**EXERCISE DESCRIPTION**
Keep only the lines that hold the string "screenshot", filtering out the rest of the entries below.

**Entries with figure data**
+---+
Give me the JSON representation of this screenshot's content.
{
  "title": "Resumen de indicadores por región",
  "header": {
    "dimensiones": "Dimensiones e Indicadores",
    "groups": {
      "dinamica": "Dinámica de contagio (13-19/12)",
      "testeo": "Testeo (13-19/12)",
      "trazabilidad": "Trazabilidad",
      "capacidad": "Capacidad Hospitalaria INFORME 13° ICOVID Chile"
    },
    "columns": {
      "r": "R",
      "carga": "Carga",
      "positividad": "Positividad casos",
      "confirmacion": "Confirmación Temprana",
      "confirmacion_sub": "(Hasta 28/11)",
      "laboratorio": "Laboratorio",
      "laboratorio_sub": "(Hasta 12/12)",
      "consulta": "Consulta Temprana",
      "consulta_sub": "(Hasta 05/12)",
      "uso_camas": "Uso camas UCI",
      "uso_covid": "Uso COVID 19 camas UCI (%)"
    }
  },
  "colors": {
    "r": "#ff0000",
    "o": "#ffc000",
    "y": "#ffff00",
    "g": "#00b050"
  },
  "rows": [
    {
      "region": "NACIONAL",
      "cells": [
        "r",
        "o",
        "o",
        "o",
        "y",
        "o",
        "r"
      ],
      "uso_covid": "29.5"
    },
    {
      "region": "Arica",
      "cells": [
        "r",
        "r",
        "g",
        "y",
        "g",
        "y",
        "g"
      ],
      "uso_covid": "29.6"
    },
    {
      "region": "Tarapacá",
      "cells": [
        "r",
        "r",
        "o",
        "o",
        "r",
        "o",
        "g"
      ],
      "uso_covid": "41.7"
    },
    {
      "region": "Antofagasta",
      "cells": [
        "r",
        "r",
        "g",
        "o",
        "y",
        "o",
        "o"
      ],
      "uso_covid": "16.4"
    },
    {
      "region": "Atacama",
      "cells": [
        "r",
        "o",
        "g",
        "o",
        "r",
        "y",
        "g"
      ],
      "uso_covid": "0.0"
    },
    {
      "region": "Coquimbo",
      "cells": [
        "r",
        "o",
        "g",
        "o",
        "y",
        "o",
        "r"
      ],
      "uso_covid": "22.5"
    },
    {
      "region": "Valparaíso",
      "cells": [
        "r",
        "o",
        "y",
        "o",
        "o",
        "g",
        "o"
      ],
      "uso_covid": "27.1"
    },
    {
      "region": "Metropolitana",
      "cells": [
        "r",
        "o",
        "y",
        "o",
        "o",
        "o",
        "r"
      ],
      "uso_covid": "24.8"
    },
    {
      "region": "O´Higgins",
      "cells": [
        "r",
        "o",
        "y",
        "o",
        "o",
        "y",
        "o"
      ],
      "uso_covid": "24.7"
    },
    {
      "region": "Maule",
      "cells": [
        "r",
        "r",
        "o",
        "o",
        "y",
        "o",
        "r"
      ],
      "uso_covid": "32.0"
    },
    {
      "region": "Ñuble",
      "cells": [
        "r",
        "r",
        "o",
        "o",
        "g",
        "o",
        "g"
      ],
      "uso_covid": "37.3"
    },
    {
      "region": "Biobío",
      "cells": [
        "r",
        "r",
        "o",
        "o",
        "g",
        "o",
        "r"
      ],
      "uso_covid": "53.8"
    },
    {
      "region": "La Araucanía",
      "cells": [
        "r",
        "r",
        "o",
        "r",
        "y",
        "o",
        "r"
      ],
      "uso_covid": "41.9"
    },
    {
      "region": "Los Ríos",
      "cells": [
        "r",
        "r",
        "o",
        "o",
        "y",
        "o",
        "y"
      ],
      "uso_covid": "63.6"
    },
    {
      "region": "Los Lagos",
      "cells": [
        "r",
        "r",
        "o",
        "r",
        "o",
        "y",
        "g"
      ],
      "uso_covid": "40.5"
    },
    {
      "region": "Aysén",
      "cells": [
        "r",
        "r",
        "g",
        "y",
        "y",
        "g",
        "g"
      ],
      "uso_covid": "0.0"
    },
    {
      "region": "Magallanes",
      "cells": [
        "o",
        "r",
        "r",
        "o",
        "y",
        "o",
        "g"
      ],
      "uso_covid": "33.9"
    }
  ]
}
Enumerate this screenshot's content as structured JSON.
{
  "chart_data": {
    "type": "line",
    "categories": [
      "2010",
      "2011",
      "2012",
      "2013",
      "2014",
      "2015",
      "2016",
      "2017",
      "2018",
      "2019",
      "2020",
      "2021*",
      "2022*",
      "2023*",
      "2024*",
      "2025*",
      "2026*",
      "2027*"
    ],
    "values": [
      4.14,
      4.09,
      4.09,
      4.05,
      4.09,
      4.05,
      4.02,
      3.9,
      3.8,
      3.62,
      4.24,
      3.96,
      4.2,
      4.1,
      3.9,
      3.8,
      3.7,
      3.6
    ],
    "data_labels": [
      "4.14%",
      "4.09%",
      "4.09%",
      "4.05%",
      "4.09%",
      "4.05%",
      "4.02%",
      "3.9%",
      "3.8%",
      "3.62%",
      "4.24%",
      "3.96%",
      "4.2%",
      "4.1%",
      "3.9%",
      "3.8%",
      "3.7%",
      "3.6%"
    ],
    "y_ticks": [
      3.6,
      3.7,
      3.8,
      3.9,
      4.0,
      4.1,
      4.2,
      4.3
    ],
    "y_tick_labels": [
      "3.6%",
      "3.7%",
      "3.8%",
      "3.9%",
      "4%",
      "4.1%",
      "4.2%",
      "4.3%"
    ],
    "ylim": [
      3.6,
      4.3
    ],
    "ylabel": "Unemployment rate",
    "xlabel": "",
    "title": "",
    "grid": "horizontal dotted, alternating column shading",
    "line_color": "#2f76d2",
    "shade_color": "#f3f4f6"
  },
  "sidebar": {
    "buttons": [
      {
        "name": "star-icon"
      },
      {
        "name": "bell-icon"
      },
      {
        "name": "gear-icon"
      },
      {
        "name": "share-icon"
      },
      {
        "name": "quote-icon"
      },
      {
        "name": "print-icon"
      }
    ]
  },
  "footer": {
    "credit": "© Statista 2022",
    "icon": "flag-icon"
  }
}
+---+
**COMPLETE OUTPUT**
Give me the JSON representation of this screenshot's content.
Enumerate this screenshot's content as structured JSON.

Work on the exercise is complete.